Work to be completed>
With the pictures left out, write out exactly the lines from the one containing "Give me the" through the end.

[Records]
'''
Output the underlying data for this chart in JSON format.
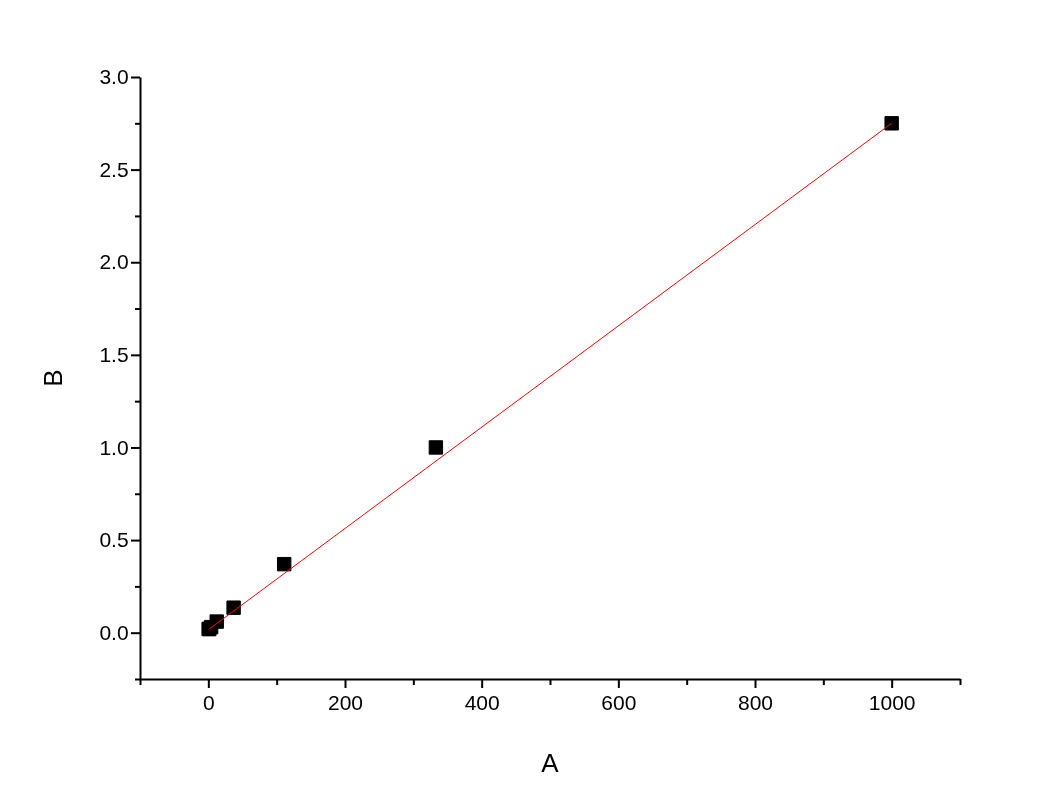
{
  "chart_data": {
    "type": "scatter",
    "xlabel": "A",
    "ylabel": "B",
    "grid": false,
    "xlim": [
      -100,
      1100
    ],
    "xticks": [
      {
        "value": -100,
        "label": null
      },
      0,
      {
        "value": 100,
        "label": null
      },
      200,
      {
        "value": 300,
        "label": null
      },
      400,
      {
        "value": 500,
        "label": null
      },
      600,
      {
        "value": 700,
        "label": null
      },
      800,
      {
        "value": 900,
        "label": null
      },
      1000,
      {
        "value": 1100,
        "label": null
      }
    ],
    "ylim": [
      -0.25,
      3.0
    ],
    "yticks": [
      {
        "value": -0.25,
        "label": null
      },
      {
        "value": 0,
        "label": "0.0"
      },
      {
        "value": 0.25,
        "label": null
      },
      0.5,
      {
        "value": 0.75,
        "label": null
      },
      {
        "value": 1,
        "label": "1.0"
      },
      {
        "value": 1.25,
        "label": null
      },
      1.5,
      {
        "value": 1.75,
        "label": null
      },
      {
        "value": 2,
        "label": "2.0"
      },
      {
        "value": 2.25,
        "label": null
      },
      2.5,
      {
        "value": 2.75,
        "label": null
      },
      {
        "value": 3,
        "label": "3.0"
      }
    ],
    "series": [
      {
        "marker": "square",
        "color": "#000000",
        "x": [
          0.46,
          1.37,
          4.1,
          12.3,
          37,
          111,
          333,
          1000
        ],
        "values": [
          0.02,
          0.02,
          0.03,
          0.06,
          0.135,
          0.37,
          1.0,
          2.75
        ]
      },
      {
        "type": "line",
        "color": "#ff0000",
        "x": [
          0.46,
          1000
        ],
        "values": [
          0.017,
          2.75
        ]
      }
    ]
  }
}
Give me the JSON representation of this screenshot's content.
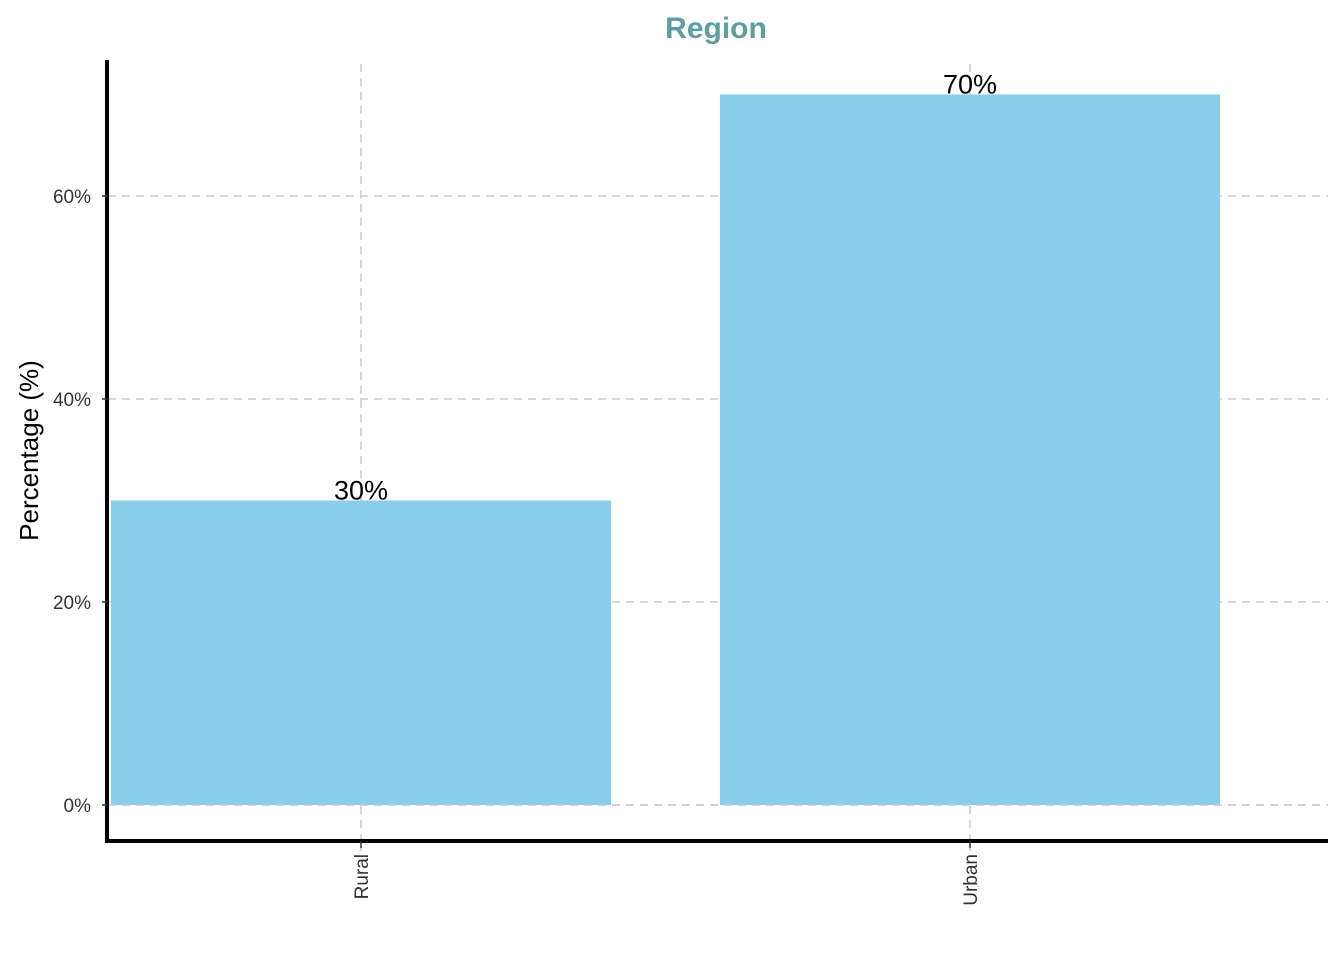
{
  "chart_data": {
    "type": "bar",
    "title": "Region",
    "xlabel": "",
    "ylabel": "Percentage (%)",
    "categories": [
      "Rural",
      "Urban"
    ],
    "values": [
      30,
      70
    ],
    "data_labels": [
      "30%",
      "70%"
    ],
    "ylim": [
      0,
      72
    ],
    "yticks": [
      0,
      20,
      40,
      60
    ],
    "ytick_labels": [
      "0%",
      "20%",
      "40%",
      "60%"
    ],
    "grid": true,
    "legend": "none",
    "colors": {
      "bar": "#87CEEB",
      "title": "#5F9EA0",
      "grid": "#cccccc",
      "axis": "#000000"
    }
  }
}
'''
Exercise solution>
Give me the JSON representation of this screenshot's content.
{
  "chart_data": {
    "type": "bar",
    "title": "Region",
    "xlabel": "",
    "ylabel": "Percentage (%)",
    "categories": [
      "Rural",
      "Urban"
    ],
    "values": [
      30,
      70
    ],
    "data_labels": [
      "30%",
      "70%"
    ],
    "ylim": [
      0,
      72
    ],
    "yticks": [
      0,
      20,
      40,
      60
    ],
    "ytick_labels": [
      "0%",
      "20%",
      "40%",
      "60%"
    ],
    "grid": true,
    "legend": "none",
    "colors": {
      "bar": "#87CEEB",
      "title": "#5F9EA0",
      "grid": "#cccccc",
      "axis": "#000000"
    }
  }
}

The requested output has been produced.